→ Given records

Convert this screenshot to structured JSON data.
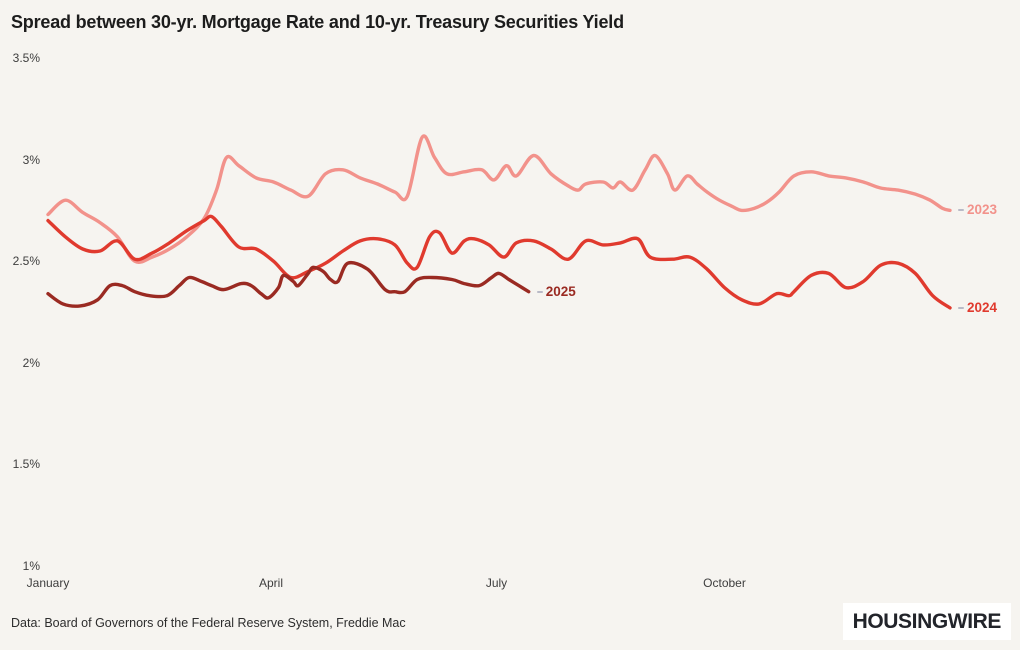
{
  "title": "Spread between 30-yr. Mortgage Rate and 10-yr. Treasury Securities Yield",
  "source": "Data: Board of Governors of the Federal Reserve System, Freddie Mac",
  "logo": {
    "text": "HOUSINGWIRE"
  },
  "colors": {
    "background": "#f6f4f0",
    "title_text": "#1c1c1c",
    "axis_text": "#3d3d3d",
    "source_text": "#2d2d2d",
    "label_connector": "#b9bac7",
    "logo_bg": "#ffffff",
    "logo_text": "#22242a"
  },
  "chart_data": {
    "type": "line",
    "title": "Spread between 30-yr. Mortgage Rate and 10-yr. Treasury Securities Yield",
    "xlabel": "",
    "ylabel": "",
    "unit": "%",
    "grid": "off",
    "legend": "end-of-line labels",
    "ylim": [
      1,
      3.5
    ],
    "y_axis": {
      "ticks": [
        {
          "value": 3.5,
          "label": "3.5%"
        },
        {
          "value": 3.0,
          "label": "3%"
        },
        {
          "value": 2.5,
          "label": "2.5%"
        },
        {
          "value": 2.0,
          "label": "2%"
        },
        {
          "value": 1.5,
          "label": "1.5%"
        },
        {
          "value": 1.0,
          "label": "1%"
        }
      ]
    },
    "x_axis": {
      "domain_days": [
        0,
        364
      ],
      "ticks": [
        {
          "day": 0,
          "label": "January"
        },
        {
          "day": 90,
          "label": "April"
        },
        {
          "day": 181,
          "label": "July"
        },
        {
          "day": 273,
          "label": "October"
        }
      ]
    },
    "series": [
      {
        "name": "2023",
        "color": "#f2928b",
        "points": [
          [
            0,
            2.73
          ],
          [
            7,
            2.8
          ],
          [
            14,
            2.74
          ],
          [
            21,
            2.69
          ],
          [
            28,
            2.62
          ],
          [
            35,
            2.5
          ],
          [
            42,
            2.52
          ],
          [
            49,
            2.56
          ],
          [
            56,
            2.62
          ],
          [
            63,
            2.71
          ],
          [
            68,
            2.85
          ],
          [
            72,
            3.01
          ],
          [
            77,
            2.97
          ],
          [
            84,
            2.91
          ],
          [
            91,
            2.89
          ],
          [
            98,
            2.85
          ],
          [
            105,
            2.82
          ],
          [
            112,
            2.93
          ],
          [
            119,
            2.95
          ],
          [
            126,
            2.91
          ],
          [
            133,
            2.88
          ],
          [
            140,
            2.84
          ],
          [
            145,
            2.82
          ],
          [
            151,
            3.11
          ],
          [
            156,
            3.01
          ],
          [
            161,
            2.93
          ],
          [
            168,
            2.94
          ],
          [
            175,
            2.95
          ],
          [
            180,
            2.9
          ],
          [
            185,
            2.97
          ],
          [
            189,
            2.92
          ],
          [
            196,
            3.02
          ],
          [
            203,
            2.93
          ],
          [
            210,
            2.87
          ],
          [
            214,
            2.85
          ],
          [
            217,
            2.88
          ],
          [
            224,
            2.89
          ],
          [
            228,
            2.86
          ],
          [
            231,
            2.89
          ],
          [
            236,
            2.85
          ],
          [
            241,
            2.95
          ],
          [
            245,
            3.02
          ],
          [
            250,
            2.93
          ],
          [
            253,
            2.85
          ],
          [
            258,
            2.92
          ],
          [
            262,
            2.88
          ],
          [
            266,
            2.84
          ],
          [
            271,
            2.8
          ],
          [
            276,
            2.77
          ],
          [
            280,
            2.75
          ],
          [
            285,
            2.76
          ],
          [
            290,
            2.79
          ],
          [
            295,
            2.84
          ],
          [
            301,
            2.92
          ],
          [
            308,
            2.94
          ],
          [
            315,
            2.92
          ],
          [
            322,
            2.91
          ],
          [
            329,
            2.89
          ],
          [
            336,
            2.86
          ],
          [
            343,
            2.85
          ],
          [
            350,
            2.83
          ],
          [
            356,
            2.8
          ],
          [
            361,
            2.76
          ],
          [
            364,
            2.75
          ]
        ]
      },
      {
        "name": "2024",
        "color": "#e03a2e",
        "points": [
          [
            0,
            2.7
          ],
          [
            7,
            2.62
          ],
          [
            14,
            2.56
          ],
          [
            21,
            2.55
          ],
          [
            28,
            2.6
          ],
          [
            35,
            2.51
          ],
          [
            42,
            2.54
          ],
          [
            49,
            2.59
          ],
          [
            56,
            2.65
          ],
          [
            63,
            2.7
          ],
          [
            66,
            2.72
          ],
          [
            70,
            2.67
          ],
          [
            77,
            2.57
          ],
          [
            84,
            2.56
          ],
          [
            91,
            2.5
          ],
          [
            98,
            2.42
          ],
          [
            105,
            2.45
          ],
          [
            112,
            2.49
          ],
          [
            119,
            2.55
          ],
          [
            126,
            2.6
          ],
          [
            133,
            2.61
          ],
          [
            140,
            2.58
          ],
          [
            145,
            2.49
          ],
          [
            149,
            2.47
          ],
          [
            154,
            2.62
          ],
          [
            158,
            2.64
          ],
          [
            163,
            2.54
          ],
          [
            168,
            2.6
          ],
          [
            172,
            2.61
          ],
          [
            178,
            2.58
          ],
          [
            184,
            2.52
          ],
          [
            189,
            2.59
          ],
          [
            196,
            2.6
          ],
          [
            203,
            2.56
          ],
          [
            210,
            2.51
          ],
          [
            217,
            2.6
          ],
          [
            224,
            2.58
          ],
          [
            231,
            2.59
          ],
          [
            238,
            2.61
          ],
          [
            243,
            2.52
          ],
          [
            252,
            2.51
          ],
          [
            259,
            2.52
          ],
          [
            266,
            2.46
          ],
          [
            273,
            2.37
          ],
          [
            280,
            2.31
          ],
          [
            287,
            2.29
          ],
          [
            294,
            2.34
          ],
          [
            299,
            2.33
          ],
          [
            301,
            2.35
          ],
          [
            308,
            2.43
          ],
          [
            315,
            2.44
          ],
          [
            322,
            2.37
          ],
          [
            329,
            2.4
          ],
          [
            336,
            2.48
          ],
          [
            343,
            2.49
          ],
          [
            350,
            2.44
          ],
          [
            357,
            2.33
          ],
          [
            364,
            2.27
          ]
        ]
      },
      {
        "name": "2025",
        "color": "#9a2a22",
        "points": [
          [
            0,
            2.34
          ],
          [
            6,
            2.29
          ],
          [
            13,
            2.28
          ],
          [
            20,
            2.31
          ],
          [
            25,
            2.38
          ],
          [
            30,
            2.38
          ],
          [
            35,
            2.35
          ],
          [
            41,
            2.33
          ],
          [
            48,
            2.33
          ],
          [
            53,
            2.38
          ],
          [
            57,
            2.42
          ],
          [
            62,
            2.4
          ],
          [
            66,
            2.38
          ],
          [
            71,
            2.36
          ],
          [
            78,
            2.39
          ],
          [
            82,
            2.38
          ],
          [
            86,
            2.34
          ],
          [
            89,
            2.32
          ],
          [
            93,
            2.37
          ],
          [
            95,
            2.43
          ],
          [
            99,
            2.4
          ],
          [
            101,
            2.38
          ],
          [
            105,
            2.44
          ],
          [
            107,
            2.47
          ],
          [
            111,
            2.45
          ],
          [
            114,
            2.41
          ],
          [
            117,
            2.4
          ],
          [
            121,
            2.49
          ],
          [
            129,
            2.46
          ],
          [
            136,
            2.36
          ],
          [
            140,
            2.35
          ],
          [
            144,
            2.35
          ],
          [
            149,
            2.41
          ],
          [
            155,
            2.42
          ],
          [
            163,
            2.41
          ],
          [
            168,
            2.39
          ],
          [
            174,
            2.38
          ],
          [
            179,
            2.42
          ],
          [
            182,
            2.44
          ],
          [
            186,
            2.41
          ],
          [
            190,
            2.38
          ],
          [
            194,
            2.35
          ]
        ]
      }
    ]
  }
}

---

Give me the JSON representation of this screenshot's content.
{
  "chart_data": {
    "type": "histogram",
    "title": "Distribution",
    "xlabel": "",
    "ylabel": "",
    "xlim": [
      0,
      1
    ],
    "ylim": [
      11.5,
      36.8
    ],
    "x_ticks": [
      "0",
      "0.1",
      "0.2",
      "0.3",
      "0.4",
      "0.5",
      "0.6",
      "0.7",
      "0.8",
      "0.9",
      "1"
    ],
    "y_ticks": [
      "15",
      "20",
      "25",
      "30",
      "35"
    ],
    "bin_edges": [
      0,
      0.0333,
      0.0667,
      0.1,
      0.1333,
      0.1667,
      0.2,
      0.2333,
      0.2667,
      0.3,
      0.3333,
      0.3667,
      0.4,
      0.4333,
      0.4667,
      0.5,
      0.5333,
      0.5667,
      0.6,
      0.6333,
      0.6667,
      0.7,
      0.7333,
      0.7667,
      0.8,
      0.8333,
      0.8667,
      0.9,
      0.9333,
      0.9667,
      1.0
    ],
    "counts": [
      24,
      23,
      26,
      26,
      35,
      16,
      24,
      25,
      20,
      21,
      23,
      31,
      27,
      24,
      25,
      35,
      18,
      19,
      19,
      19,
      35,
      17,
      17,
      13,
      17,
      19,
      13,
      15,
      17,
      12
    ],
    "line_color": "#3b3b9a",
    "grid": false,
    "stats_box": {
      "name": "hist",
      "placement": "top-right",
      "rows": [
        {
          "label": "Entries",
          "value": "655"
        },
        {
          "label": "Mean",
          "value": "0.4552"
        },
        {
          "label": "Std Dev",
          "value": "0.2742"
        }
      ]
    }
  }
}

→ What you should do
List the lines of the entries that include "this".

→ Expected answer
Convert this screenshot to structured JSON data.
Give me the JSON representation of this screenshot's content.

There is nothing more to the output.